> _Figure record extracts_

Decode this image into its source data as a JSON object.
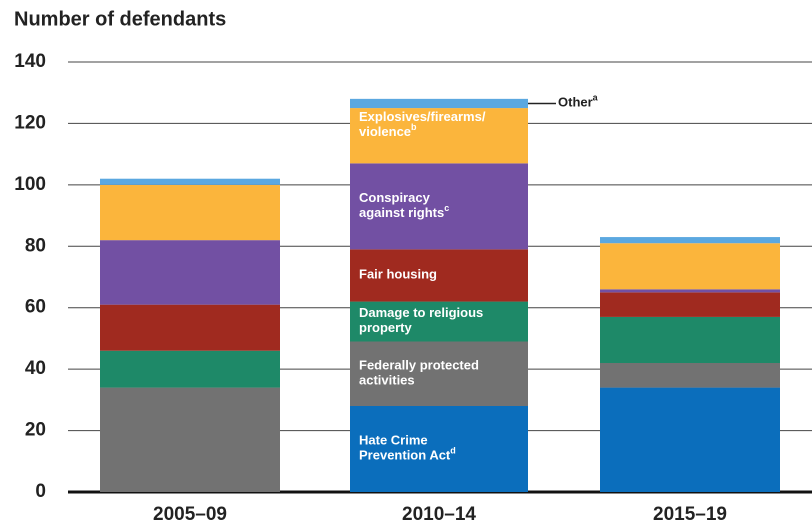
{
  "chart_data": {
    "type": "stacked-bar",
    "y_axis_label": "Number of defendants",
    "categories": [
      "2005–09",
      "2010–14",
      "2015–19"
    ],
    "ylim": [
      0,
      140
    ],
    "yticks": [
      0,
      20,
      40,
      60,
      80,
      100,
      120,
      140
    ],
    "grid": true,
    "series": [
      {
        "name": [
          "Hate Crime",
          "Prevention Act"
        ],
        "note": "d",
        "color": "#0b6ebc",
        "values": [
          0,
          28,
          34
        ]
      },
      {
        "name": [
          "Federally protected",
          "activities"
        ],
        "color": "#727272",
        "values": [
          34,
          21,
          8
        ]
      },
      {
        "name": [
          "Damage to religious",
          "property"
        ],
        "color": "#1e8968",
        "values": [
          12,
          13,
          15
        ]
      },
      {
        "name": [
          "Fair housing"
        ],
        "color": "#a02a1f",
        "values": [
          15,
          17,
          8
        ]
      },
      {
        "name": [
          "Conspiracy",
          "against rights"
        ],
        "note": "c",
        "color": "#7250a3",
        "values": [
          21,
          28,
          1
        ]
      },
      {
        "name": [
          "Explosives/firearms/",
          "violence"
        ],
        "note": "b",
        "color": "#fbb53c",
        "values": [
          18,
          18,
          15
        ]
      },
      {
        "name": [
          "Other"
        ],
        "note": "a",
        "color": "#5ba8e0",
        "values": [
          2,
          3,
          2
        ]
      }
    ]
  }
}
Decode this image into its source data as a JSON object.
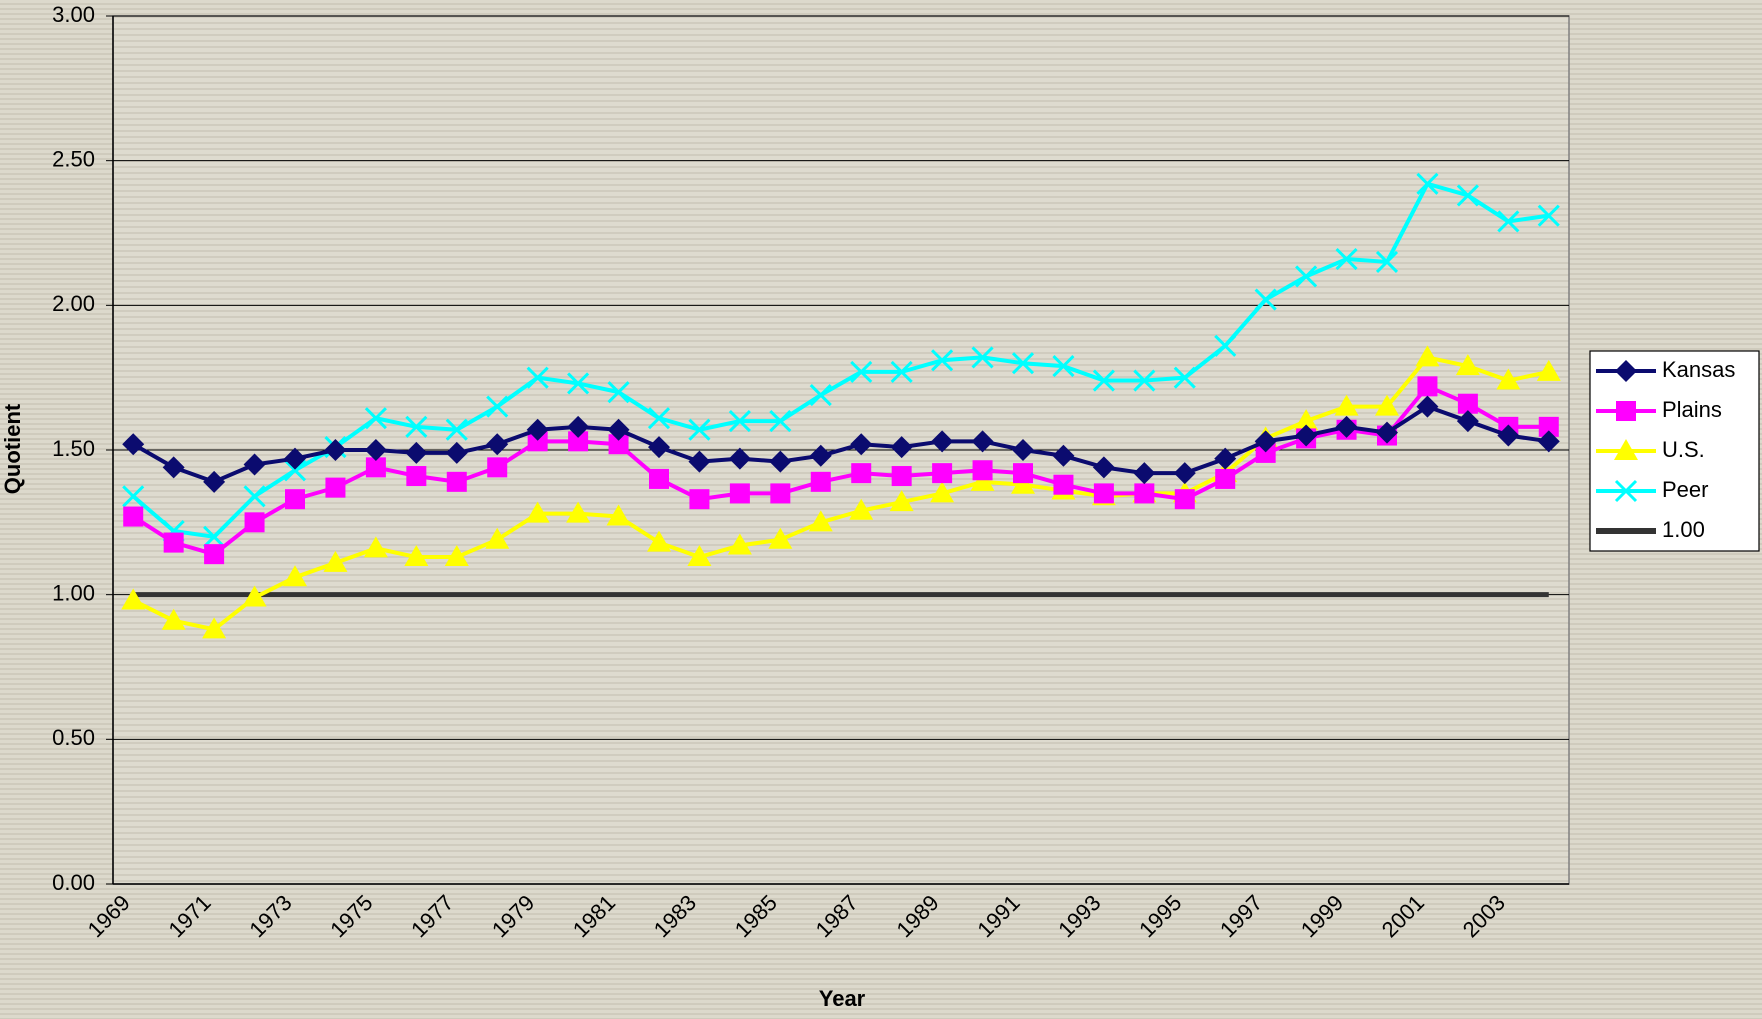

> _EXERCISE REQUIREMENTS_
Leave out the pictures and give the rest of the records again exactly.

> _ANSWER TO THE EXERCISE_
Decode this image into its source data as a JSON object.
{
  "chart_data": {
    "type": "stacked-bar",
    "y_axis_label": "Number of defendants",
    "categories": [
      "2005–09",
      "2010–14",
      "2015–19"
    ],
    "ylim": [
      0,
      140
    ],
    "yticks": [
      0,
      20,
      40,
      60,
      80,
      100,
      120,
      140
    ],
    "grid": true,
    "series": [
      {
        "name": [
          "Hate Crime",
          "Prevention Act"
        ],
        "note": "d",
        "color": "#0b6ebc",
        "values": [
          0,
          28,
          34
        ]
      },
      {
        "name": [
          "Federally protected",
          "activities"
        ],
        "color": "#727272",
        "values": [
          34,
          21,
          8
        ]
      },
      {
        "name": [
          "Damage to religious",
          "property"
        ],
        "color": "#1e8968",
        "values": [
          12,
          13,
          15
        ]
      },
      {
        "name": [
          "Fair housing"
        ],
        "color": "#a02a1f",
        "values": [
          15,
          17,
          8
        ]
      },
      {
        "name": [
          "Conspiracy",
          "against rights"
        ],
        "note": "c",
        "color": "#7250a3",
        "values": [
          21,
          28,
          1
        ]
      },
      {
        "name": [
          "Explosives/firearms/",
          "violence"
        ],
        "note": "b",
        "color": "#fbb53c",
        "values": [
          18,
          18,
          15
        ]
      },
      {
        "name": [
          "Other"
        ],
        "note": "a",
        "color": "#5ba8e0",
        "values": [
          2,
          3,
          2
        ]
      }
    ]
  }
}
Decode this image into its source data as a JSON object.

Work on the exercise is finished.